[Dataset listings of figures]
* * * * * * * * *
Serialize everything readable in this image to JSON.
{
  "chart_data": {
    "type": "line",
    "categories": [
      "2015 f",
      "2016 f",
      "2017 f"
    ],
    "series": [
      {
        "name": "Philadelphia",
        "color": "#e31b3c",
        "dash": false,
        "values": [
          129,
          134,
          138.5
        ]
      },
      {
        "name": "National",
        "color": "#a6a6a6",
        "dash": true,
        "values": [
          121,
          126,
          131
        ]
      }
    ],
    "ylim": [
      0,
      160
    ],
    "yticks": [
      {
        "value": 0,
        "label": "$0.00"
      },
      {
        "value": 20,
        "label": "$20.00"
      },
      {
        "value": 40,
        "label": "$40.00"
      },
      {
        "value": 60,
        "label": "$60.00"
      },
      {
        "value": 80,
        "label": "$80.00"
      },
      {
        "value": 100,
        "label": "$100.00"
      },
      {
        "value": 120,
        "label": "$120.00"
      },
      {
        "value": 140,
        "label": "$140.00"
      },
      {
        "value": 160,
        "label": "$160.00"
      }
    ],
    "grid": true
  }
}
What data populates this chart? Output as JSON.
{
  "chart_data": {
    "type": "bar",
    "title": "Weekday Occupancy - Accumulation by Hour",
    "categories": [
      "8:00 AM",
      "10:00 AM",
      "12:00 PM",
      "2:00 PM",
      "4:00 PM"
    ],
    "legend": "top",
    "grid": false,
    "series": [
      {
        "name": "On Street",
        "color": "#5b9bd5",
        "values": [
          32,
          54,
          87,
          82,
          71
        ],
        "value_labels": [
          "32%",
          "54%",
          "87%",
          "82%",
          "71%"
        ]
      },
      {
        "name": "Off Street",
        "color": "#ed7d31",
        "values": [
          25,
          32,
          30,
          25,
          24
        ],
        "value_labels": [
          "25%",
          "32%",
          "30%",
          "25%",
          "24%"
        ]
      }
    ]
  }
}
* * * * * * * * *
■ **Problem details**:
Each entry above is to be set down again in exactly the same words.

■ **Solution for this exercise**:
Serialize everything readable in this image to JSON.
{
  "chart_data": {
    "type": "line",
    "categories": [
      "2015 f",
      "2016 f",
      "2017 f"
    ],
    "series": [
      {
        "name": "Philadelphia",
        "color": "#e31b3c",
        "dash": false,
        "values": [
          129,
          134,
          138.5
        ]
      },
      {
        "name": "National",
        "color": "#a6a6a6",
        "dash": true,
        "values": [
          121,
          126,
          131
        ]
      }
    ],
    "ylim": [
      0,
      160
    ],
    "yticks": [
      {
        "value": 0,
        "label": "$0.00"
      },
      {
        "value": 20,
        "label": "$20.00"
      },
      {
        "value": 40,
        "label": "$40.00"
      },
      {
        "value": 60,
        "label": "$60.00"
      },
      {
        "value": 80,
        "label": "$80.00"
      },
      {
        "value": 100,
        "label": "$100.00"
      },
      {
        "value": 120,
        "label": "$120.00"
      },
      {
        "value": 140,
        "label": "$140.00"
      },
      {
        "value": 160,
        "label": "$160.00"
      }
    ],
    "grid": true
  }
}
What data populates this chart? Output as JSON.
{
  "chart_data": {
    "type": "bar",
    "title": "Weekday Occupancy - Accumulation by Hour",
    "categories": [
      "8:00 AM",
      "10:00 AM",
      "12:00 PM",
      "2:00 PM",
      "4:00 PM"
    ],
    "legend": "top",
    "grid": false,
    "series": [
      {
        "name": "On Street",
        "color": "#5b9bd5",
        "values": [
          32,
          54,
          87,
          82,
          71
        ],
        "value_labels": [
          "32%",
          "54%",
          "87%",
          "82%",
          "71%"
        ]
      },
      {
        "name": "Off Street",
        "color": "#ed7d31",
        "values": [
          25,
          32,
          30,
          25,
          24
        ],
        "value_labels": [
          "25%",
          "32%",
          "30%",
          "25%",
          "24%"
        ]
      }
    ]
  }
}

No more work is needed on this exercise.